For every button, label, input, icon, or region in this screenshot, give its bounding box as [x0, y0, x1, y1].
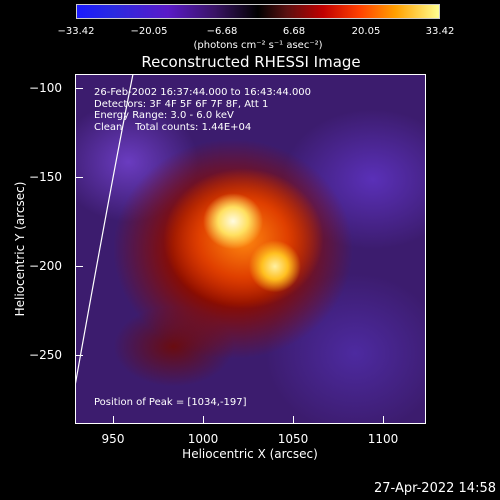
render-date: 27-Apr-2022 14:58 — [374, 481, 496, 496]
colorbar-tick: 6.68 — [282, 26, 306, 37]
x-tick-mark — [293, 416, 294, 424]
y-tick-mark — [75, 355, 83, 356]
y-axis-label: Heliocentric Y (arcsec) — [13, 181, 27, 317]
colorbar-tick: 33.42 — [425, 26, 455, 37]
colorbar-tick: −6.68 — [206, 26, 238, 37]
colorbar-tick: 20.05 — [351, 26, 381, 37]
peak-position-label: Position of Peak = [1034,-197] — [94, 397, 247, 408]
x-tick-mark — [113, 416, 114, 424]
y-tick-mark — [75, 88, 83, 89]
info-line: Clean Total counts: 1.44E+04 — [94, 121, 252, 133]
x-tick-label: 1100 — [367, 432, 399, 446]
x-axis-label: Heliocentric X (arcsec) — [182, 447, 318, 461]
colorbar-tick: −33.42 — [57, 26, 95, 37]
y-tick-label: −200 — [29, 259, 62, 273]
observation-info: 26-Feb-2002 16:37:44.000 to 16:43:44.000… — [94, 87, 311, 133]
x-tick-label: 950 — [101, 432, 125, 446]
colorbar-unit-label: (photons cm⁻² s⁻¹ asec⁻²) — [193, 40, 323, 51]
y-tick-label: −250 — [29, 348, 62, 362]
x-tick-mark — [383, 416, 384, 424]
image-title: Reconstructed RHESSI Image — [141, 53, 361, 71]
solar-limb-line — [75, 74, 134, 387]
y-tick-label: −100 — [29, 81, 62, 95]
x-tick-label: 1000 — [187, 432, 219, 446]
info-line: Energy Range: 3.0 - 6.0 keV — [94, 110, 234, 121]
x-tick-mark — [203, 416, 204, 424]
x-tick-label: 1050 — [277, 432, 309, 446]
y-tick-mark — [75, 266, 83, 267]
y-tick-label: −150 — [29, 170, 62, 184]
colorbar-tick: −20.05 — [130, 26, 168, 37]
y-tick-mark — [75, 177, 83, 178]
info-line: 26-Feb-2002 16:37:44.000 to 16:43:44.000 — [94, 87, 312, 98]
rhessi-image — [75, 74, 426, 424]
colorbar — [76, 4, 440, 19]
info-line: Detectors: 3F 4F 5F 6F 7F 8F, Att 1 — [94, 98, 269, 110]
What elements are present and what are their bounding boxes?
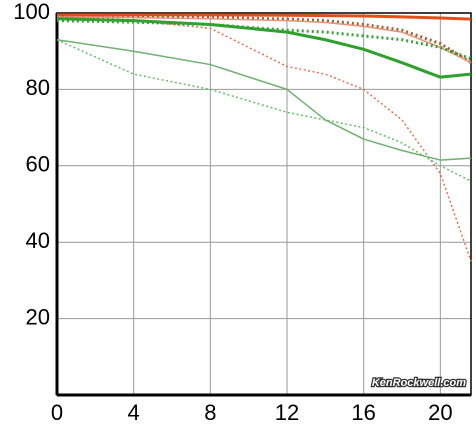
series-line — [57, 13, 472, 21]
series-line — [56, 39, 472, 182]
y-tick-label: 20 — [26, 304, 50, 329]
x-tick-label: 0 — [51, 400, 63, 425]
y-tick-label: 60 — [26, 152, 50, 177]
watermark: KenRockwell.com — [372, 377, 466, 389]
x-tick-label: 4 — [128, 400, 140, 425]
y-tick-label: 40 — [26, 228, 50, 253]
series-line — [57, 15, 472, 64]
series-line — [56, 38, 472, 161]
series-line — [56, 19, 472, 61]
x-tick-label: 16 — [351, 400, 375, 425]
x-tick-label: 12 — [275, 400, 299, 425]
plot-frame — [56, 12, 472, 396]
y-tick-label: 80 — [26, 75, 50, 100]
series-line — [56, 16, 472, 64]
x-tick-label: 8 — [204, 400, 216, 425]
series-line — [56, 16, 472, 262]
series-line — [56, 17, 472, 79]
y-tick-label: 100 — [13, 0, 50, 24]
x-tick-label: 20 — [428, 400, 452, 425]
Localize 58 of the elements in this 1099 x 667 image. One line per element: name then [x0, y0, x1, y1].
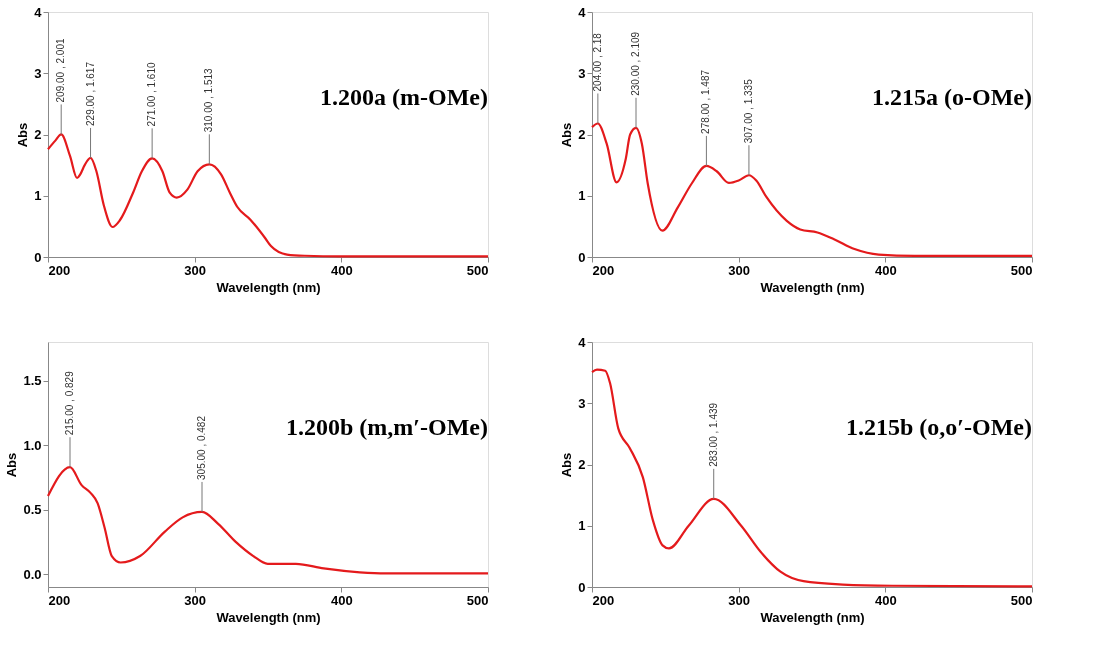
y-tick-label: 0.0 [23, 566, 42, 582]
text: 1.200b (m,m′-OMe) [285, 413, 488, 440]
y-tick-label: 1 [578, 518, 586, 534]
x-tick-label: 400 [330, 262, 353, 278]
annotation: 305.00 , 0.482 [196, 415, 207, 480]
x-axis-title: Wavelength (nm) [760, 609, 865, 625]
y-axis-title: Abs [559, 122, 575, 148]
y-axis-title: Abs [559, 452, 575, 478]
x-tick-label: 300 [728, 262, 751, 278]
x-tick-label: 500 [1010, 262, 1033, 278]
annotation: 310.00 , 1.513 [203, 67, 215, 133]
y-tick-label: 3 [34, 65, 42, 81]
y-tick-label: 4 [34, 4, 43, 20]
x-tick-label: 200 [592, 262, 615, 278]
y-tick-label: 1.0 [23, 437, 42, 453]
annotation: 283.00 , 1.439 [707, 402, 719, 467]
annotation: 271.00 , 1.610 [146, 62, 158, 127]
y-tick-label: 0 [578, 579, 586, 595]
y-tick-label: 0 [578, 249, 586, 265]
x-tick-label: 400 [874, 592, 897, 608]
y-tick-label: 1 [578, 188, 586, 204]
annotation: 278.00 , 1.487 [700, 69, 712, 134]
x-tick-label: 500 [1010, 592, 1033, 608]
y-tick-label: 3 [578, 65, 586, 81]
x-tick-label: 200 [592, 592, 615, 608]
y-tick-label: 1.5 [23, 373, 42, 389]
y-tick-label: 2 [578, 457, 586, 472]
y-tick-label: 0.5 [23, 502, 42, 518]
y-tick-label: 3 [578, 395, 586, 411]
annotation: 230.00 , 2.109 [630, 31, 641, 96]
x-axis-title: Wavelength (nm) [760, 279, 865, 295]
annotation: 204.00 , 2.18 [591, 32, 603, 92]
annotation: 229.00 , 1.617 [84, 61, 96, 126]
x-axis-title: Wavelength (nm) [216, 279, 321, 295]
text: 1.215a (o-OMe) [872, 83, 1032, 110]
y-tick-label: 4 [578, 4, 587, 20]
y-tick-label: 0 [34, 249, 42, 265]
x-tick-label: 200 [48, 592, 71, 608]
annotation: 209.00 , 2.001 [55, 38, 67, 103]
x-tick-label: 300 [728, 592, 751, 608]
x-tick-label: 500 [466, 592, 489, 608]
y-axis-title: Abs [4, 452, 20, 478]
y-axis-title: Abs [15, 122, 31, 148]
x-tick-label: 400 [874, 262, 897, 278]
y-tick-label: 2 [34, 127, 42, 142]
y-tick-label: 1 [34, 188, 42, 204]
annotation: 307.00 , 1.335 [742, 78, 754, 144]
annotation: 215.00 , 0.829 [64, 370, 75, 436]
x-tick-label: 400 [330, 592, 353, 608]
y-tick-label: 4 [578, 334, 587, 350]
x-tick-label: 200 [48, 262, 71, 278]
y-tick-label: 2 [578, 127, 586, 142]
x-tick-label: 300 [184, 592, 207, 608]
x-tick-label: 300 [184, 262, 207, 278]
text: 1.215b (o,o′-OMe) [845, 413, 1032, 440]
x-axis-title: Wavelength (nm) [216, 609, 321, 625]
text: 1.200a (m-OMe) [320, 83, 488, 110]
x-tick-label: 500 [466, 262, 489, 278]
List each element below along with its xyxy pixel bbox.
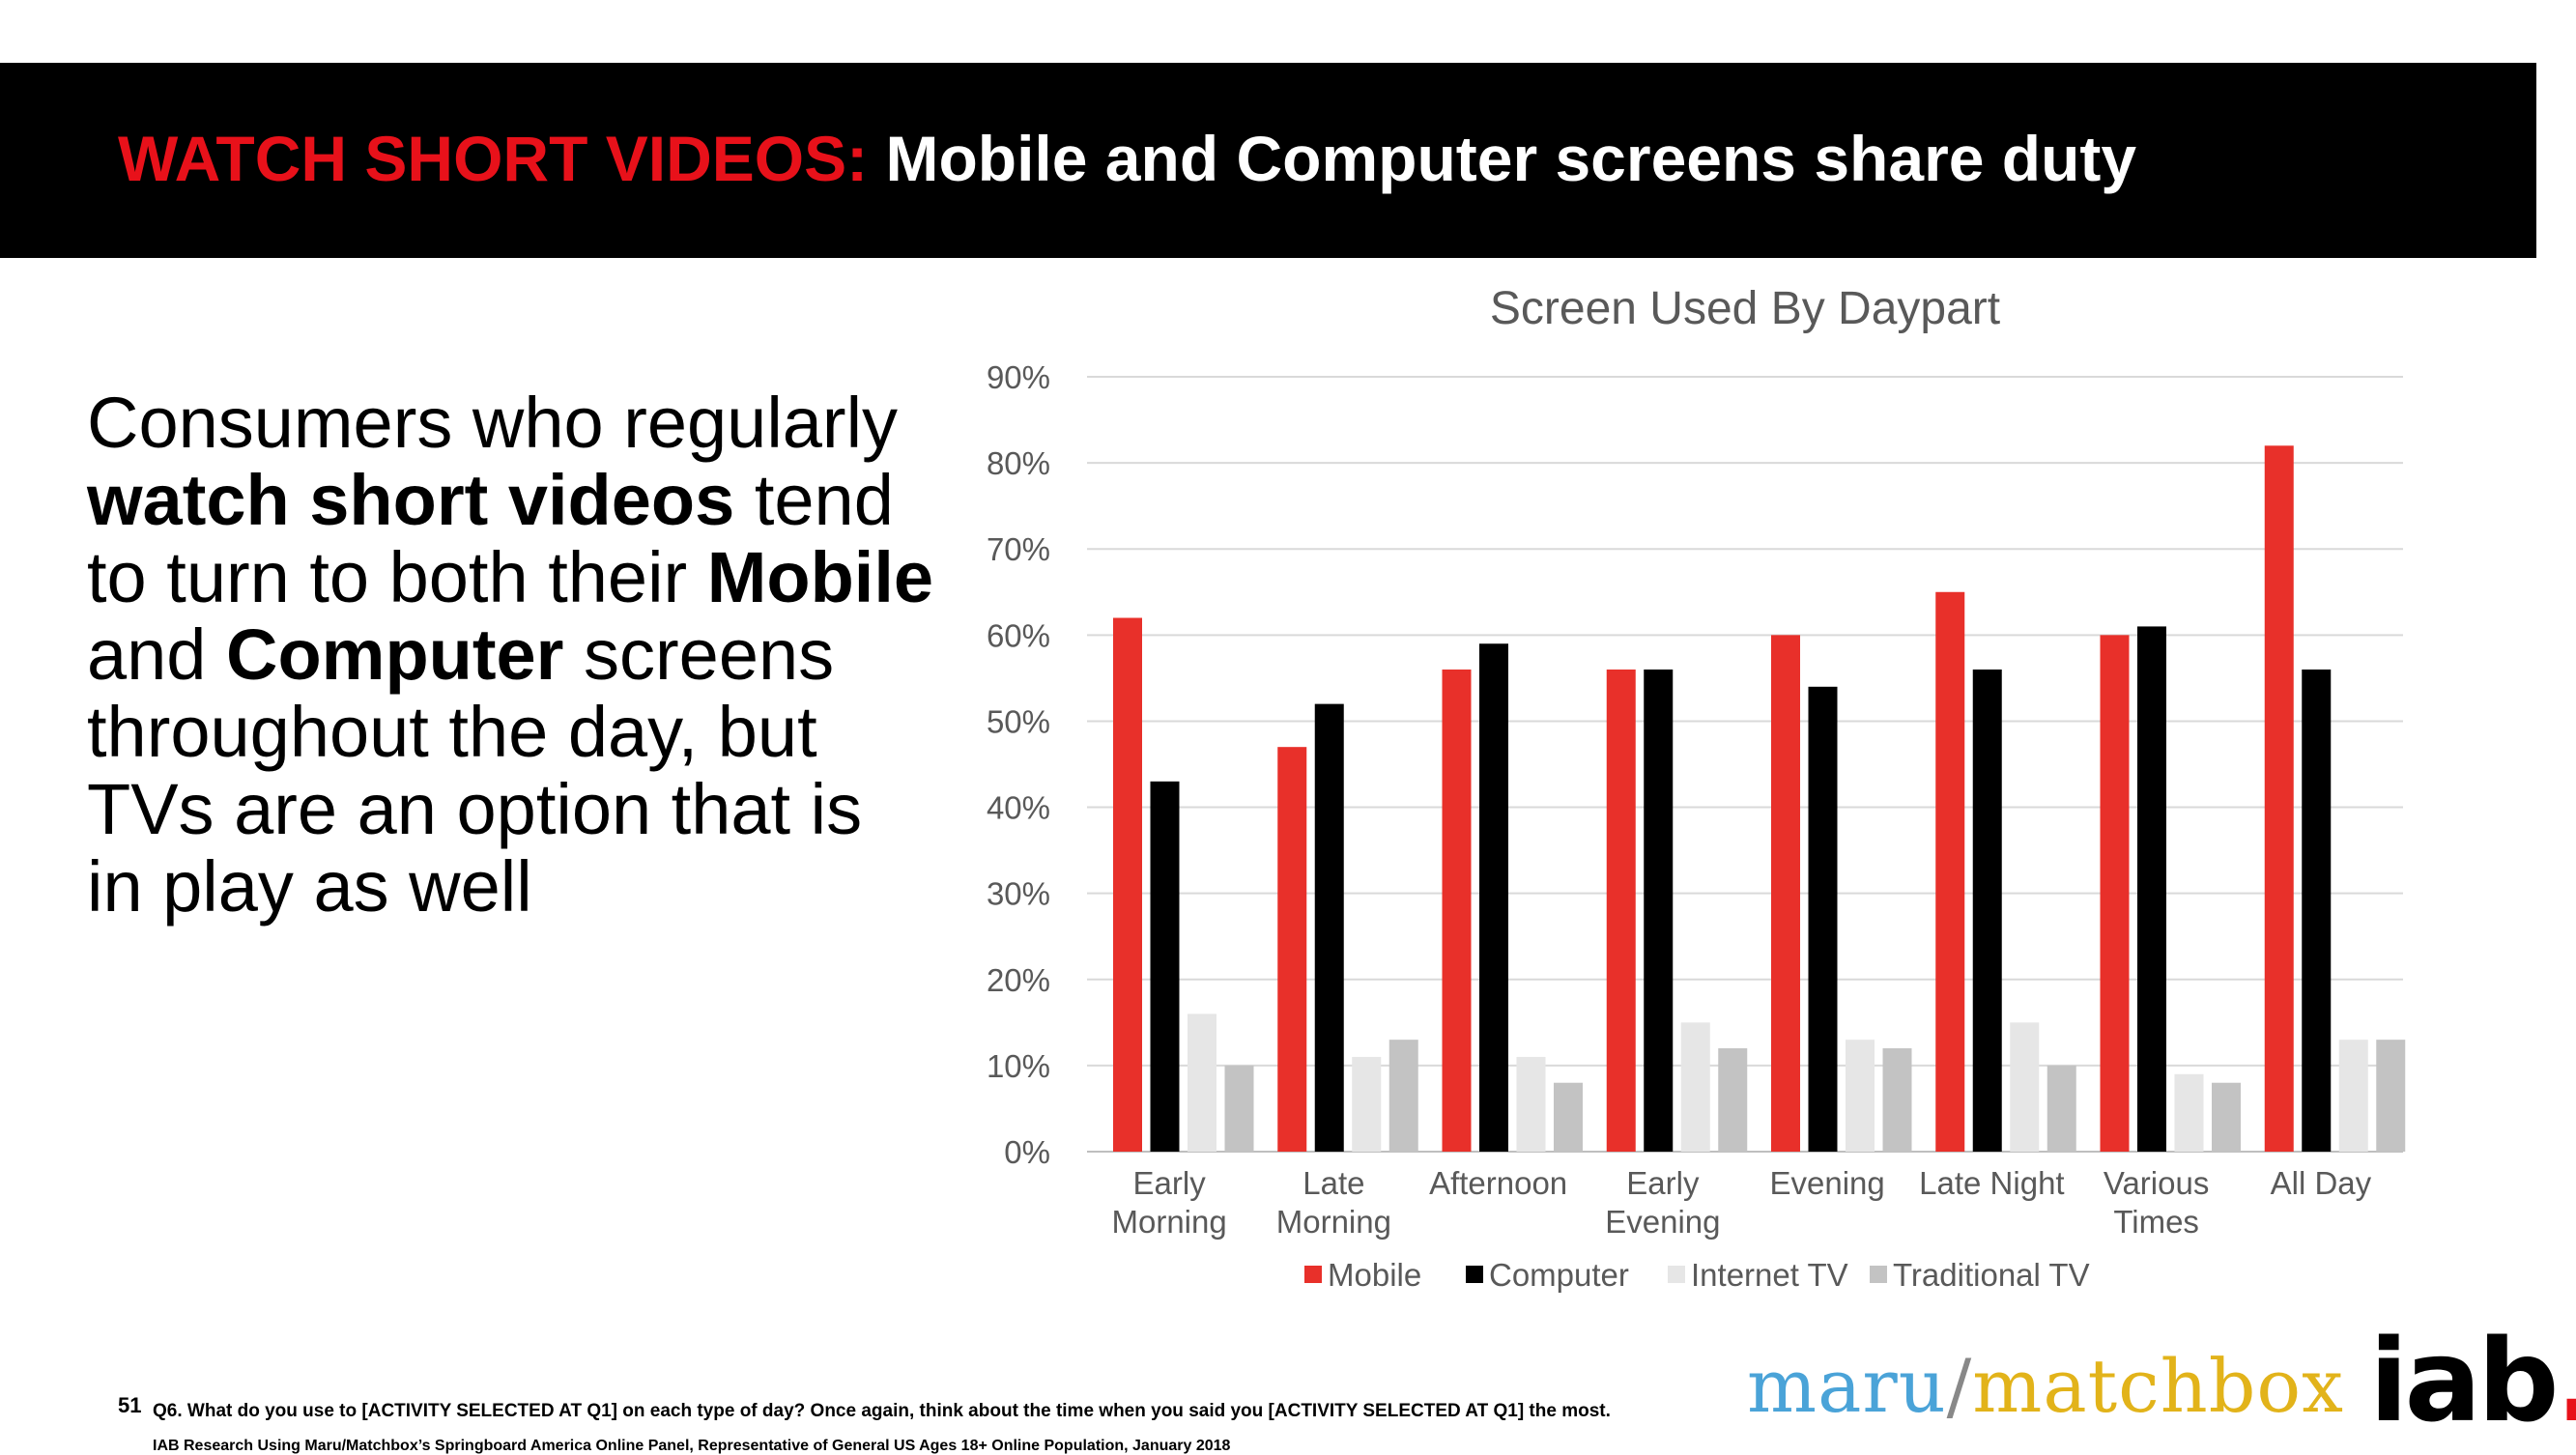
legend-swatch [1668, 1266, 1685, 1283]
x-tick-label: Times [2113, 1204, 2199, 1240]
bar-internet-tv [1188, 1013, 1216, 1152]
bar-internet-tv [2010, 1022, 2040, 1152]
legend-swatch [1304, 1266, 1322, 1283]
y-tick-label: 70% [987, 531, 1050, 567]
bar-traditional-tv [1882, 1048, 1912, 1152]
x-tick-label: Morning [1112, 1204, 1227, 1240]
bar-internet-tv [2174, 1073, 2204, 1152]
slide-title: WATCH SHORT VIDEOS: Mobile and Computer … [118, 121, 2136, 197]
logo-slash: / [1946, 1343, 1973, 1429]
x-tick-label: Afternoon [1429, 1165, 1567, 1201]
logo-maru-text: maru [1747, 1343, 1947, 1429]
x-tick-label: Morning [1276, 1204, 1391, 1240]
body-text-bold: Mobile [706, 537, 934, 617]
y-tick-label: 80% [987, 445, 1050, 481]
title-banner: WATCH SHORT VIDEOS: Mobile and Computer … [0, 63, 2536, 258]
y-tick-label: 50% [987, 703, 1050, 739]
legend-swatch [1466, 1266, 1483, 1283]
bar-computer [1972, 669, 2002, 1152]
y-tick-label: 20% [987, 962, 1050, 998]
bar-computer [1644, 669, 1674, 1152]
maru-matchbox-logo: maru/matchbox [1747, 1343, 2344, 1429]
x-tick-label: Early [1133, 1165, 1207, 1201]
title-highlight: WATCH SHORT VIDEOS: [118, 123, 869, 194]
x-tick-label: Late [1302, 1165, 1364, 1201]
bar-internet-tv [1352, 1056, 1382, 1152]
body-text-bold: Computer [226, 614, 564, 695]
bar-computer [2137, 626, 2166, 1152]
bar-computer [1150, 781, 1180, 1152]
bar-mobile [2264, 445, 2294, 1152]
bar-mobile [1935, 591, 1965, 1152]
x-tick-label: Evening [1769, 1165, 1884, 1201]
bar-traditional-tv [2376, 1040, 2406, 1152]
body-text-part: tend to turn to both their [87, 460, 894, 617]
y-tick-label: 40% [987, 790, 1050, 826]
legend-label: Mobile [1328, 1257, 1421, 1293]
logo-iab-dot: . [2556, 1314, 2576, 1447]
x-tick-label: All Day [2271, 1165, 2372, 1201]
body-text-part: and [87, 614, 227, 695]
source-footnote: IAB Research Using Maru/Matchbox’s Sprin… [153, 1438, 1231, 1454]
logo-matchbox-text: matchbox [1972, 1343, 2344, 1429]
title-rest: Mobile and Computer screens share duty [885, 123, 2137, 194]
logo-iab-text: iab [2369, 1314, 2560, 1447]
body-text: Consumers who regularly watch short vide… [87, 385, 937, 926]
bar-computer [1479, 643, 1508, 1152]
bar-computer [1808, 686, 1838, 1152]
question-footnote: Q6. What do you use to [ACTIVITY SELECTE… [153, 1401, 1611, 1421]
bar-mobile [1277, 747, 1307, 1152]
body-text-bold: watch short videos [87, 460, 735, 540]
body-text-part: screens throughout the day, but TVs are … [87, 614, 863, 927]
bar-mobile [2100, 635, 2130, 1152]
bar-traditional-tv [1388, 1040, 1418, 1152]
bar-traditional-tv [2212, 1082, 2241, 1152]
bar-traditional-tv [2046, 1065, 2076, 1152]
chart-title: Screen Used By Daypart [1490, 283, 2000, 334]
y-tick-label: 10% [987, 1048, 1050, 1084]
y-tick-label: 30% [987, 876, 1050, 912]
legend-swatch [1870, 1266, 1887, 1283]
legend-label: Computer [1489, 1257, 1629, 1293]
iab-logo: iab. [2369, 1314, 2576, 1447]
bar-internet-tv [1846, 1040, 1875, 1152]
body-text-part: Consumers who regularly [87, 383, 899, 463]
bar-internet-tv [1516, 1056, 1546, 1152]
bar-computer [2302, 669, 2332, 1152]
x-tick-label: Early [1626, 1165, 1700, 1201]
daypart-bar-chart: Screen Used By Daypart 0% 10% 20% 30% 40% 50% 6… [987, 283, 2406, 1293]
bar-mobile [1442, 669, 1472, 1152]
bar-mobile [1771, 635, 1800, 1152]
x-tick-label: Evening [1605, 1204, 1720, 1240]
bar-computer [1314, 703, 1344, 1152]
bar-traditional-tv [1718, 1048, 1748, 1152]
bar-traditional-tv [1554, 1082, 1583, 1152]
y-tick-label: 0% [1004, 1134, 1050, 1170]
legend-label: Internet TV [1691, 1257, 1848, 1293]
y-tick-label: 90% [987, 359, 1050, 395]
x-tick-label: Late Night [1919, 1165, 2064, 1201]
bar-internet-tv [1680, 1022, 1710, 1152]
bar-internet-tv [2338, 1040, 2368, 1152]
legend-label: Traditional TV [1893, 1257, 2090, 1293]
bar-traditional-tv [1224, 1065, 1254, 1152]
x-tick-label: Various [2104, 1165, 2209, 1201]
bar-mobile [1113, 617, 1142, 1152]
page-number: 51 [118, 1393, 142, 1417]
y-tick-label: 60% [987, 617, 1050, 653]
bar-mobile [1606, 669, 1636, 1152]
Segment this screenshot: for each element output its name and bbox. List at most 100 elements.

--------------------------------------------------

Copy out the lines from the one containing "legend-swatch [1668, 1266, 1685, 1283]" through the one containing "body-text-bold: Mobile [706, 537, 934, 617]", swapping "bar-internet-tv" for "bar-streaming-tv" and leaving everything else unchanged.

legend-swatch [1668, 1266, 1685, 1283]
x-tick-label: Times [2113, 1204, 2199, 1240]
bar-streaming-tv [1188, 1013, 1216, 1152]
bar-streaming-tv [2010, 1022, 2040, 1152]
legend-swatch [1304, 1266, 1322, 1283]
y-tick-label: 70% [987, 531, 1050, 567]
bar-traditional-tv [1882, 1048, 1912, 1152]
x-tick-label: Morning [1112, 1204, 1227, 1240]
bar-streaming-tv [2174, 1073, 2204, 1152]
slide-title: WATCH SHORT VIDEOS: Mobile and Computer … [118, 121, 2136, 197]
logo-slash: / [1946, 1343, 1973, 1429]
x-tick-label: Afternoon [1429, 1165, 1567, 1201]
logo-maru-text: maru [1747, 1343, 1947, 1429]
x-tick-label: Morning [1276, 1204, 1391, 1240]
body-text-bold: Mobile [706, 537, 934, 617]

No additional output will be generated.